→ **YOUR ASSIGNMENT**: Please copy every line below that contains the string "Macrophages".

→ **EXERCISE DATA**:
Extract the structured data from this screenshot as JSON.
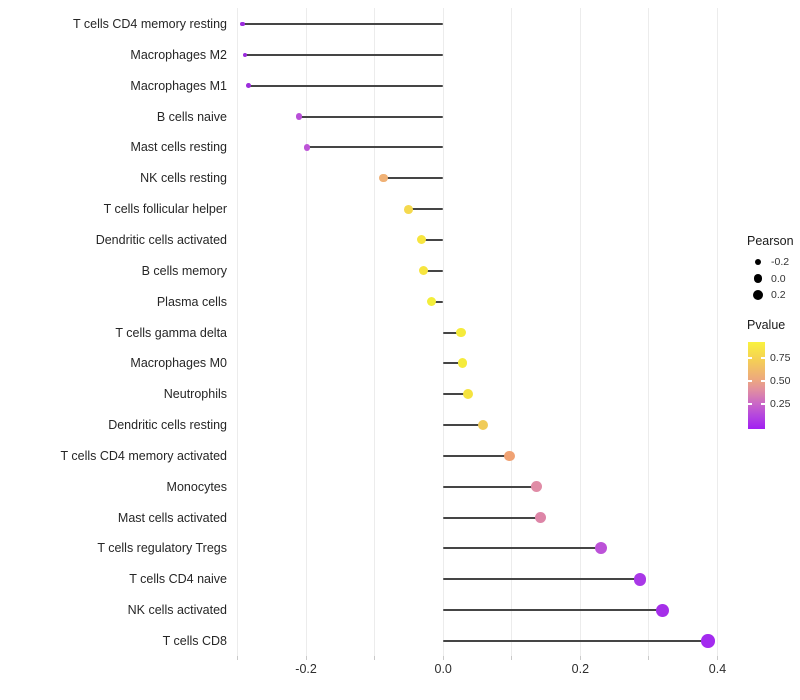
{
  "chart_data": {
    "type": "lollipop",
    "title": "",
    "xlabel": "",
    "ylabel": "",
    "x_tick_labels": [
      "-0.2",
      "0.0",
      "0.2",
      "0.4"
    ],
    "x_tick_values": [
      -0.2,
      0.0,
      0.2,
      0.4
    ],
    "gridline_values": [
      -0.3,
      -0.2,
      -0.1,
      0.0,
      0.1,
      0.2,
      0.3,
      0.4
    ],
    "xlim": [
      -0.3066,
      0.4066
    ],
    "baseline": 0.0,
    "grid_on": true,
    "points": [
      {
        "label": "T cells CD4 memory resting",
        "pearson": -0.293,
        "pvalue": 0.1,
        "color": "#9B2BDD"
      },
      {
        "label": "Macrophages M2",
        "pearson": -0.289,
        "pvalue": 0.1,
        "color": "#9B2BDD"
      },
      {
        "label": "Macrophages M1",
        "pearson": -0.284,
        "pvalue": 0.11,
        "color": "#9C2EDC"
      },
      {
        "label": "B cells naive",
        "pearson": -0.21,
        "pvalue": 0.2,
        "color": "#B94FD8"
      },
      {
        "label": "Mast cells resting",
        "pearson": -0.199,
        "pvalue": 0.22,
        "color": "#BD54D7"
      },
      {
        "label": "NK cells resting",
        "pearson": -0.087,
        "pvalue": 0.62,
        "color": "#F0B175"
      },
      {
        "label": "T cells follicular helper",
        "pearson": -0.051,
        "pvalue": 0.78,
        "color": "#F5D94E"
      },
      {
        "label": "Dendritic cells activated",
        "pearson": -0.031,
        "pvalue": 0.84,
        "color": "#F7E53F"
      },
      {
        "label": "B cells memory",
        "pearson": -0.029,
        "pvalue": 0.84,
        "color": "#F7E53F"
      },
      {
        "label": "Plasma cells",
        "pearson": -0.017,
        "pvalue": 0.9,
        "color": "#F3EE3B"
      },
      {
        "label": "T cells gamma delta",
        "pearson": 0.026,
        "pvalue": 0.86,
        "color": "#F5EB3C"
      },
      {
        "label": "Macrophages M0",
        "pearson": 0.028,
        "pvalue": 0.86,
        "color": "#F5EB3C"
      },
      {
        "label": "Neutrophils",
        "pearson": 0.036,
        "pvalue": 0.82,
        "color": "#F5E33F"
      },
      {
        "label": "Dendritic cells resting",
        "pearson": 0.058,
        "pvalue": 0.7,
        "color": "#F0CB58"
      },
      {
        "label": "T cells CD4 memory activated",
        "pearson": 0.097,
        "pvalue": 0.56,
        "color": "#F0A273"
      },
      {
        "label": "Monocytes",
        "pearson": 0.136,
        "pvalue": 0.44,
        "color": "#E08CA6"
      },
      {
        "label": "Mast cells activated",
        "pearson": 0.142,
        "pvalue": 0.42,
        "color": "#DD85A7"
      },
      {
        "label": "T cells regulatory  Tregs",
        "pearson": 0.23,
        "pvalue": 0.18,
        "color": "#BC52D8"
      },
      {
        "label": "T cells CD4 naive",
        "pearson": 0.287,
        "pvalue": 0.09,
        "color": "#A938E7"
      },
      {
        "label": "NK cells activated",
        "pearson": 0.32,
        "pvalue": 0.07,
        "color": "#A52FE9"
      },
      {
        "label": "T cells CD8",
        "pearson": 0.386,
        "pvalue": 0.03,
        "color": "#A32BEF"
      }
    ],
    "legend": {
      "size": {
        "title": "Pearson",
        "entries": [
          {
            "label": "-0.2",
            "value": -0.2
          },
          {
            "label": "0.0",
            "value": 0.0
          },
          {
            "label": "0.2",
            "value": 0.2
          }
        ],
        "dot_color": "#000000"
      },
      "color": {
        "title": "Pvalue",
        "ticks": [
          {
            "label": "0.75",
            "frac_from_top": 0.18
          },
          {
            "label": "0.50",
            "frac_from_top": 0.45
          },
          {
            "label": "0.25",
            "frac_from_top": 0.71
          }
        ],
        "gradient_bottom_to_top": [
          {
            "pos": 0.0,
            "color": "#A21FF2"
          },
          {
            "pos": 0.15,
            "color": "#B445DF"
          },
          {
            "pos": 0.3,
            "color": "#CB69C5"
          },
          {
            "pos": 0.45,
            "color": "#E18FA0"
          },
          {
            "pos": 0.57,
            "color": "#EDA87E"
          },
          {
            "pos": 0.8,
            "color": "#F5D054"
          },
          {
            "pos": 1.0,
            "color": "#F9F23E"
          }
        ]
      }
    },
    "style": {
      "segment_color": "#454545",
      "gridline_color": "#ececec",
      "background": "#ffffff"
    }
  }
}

→ **TASK RESULT**:
        "label": "Macrophages M2",
        "label": "Macrophages M1",
        "label": "Macrophages M0",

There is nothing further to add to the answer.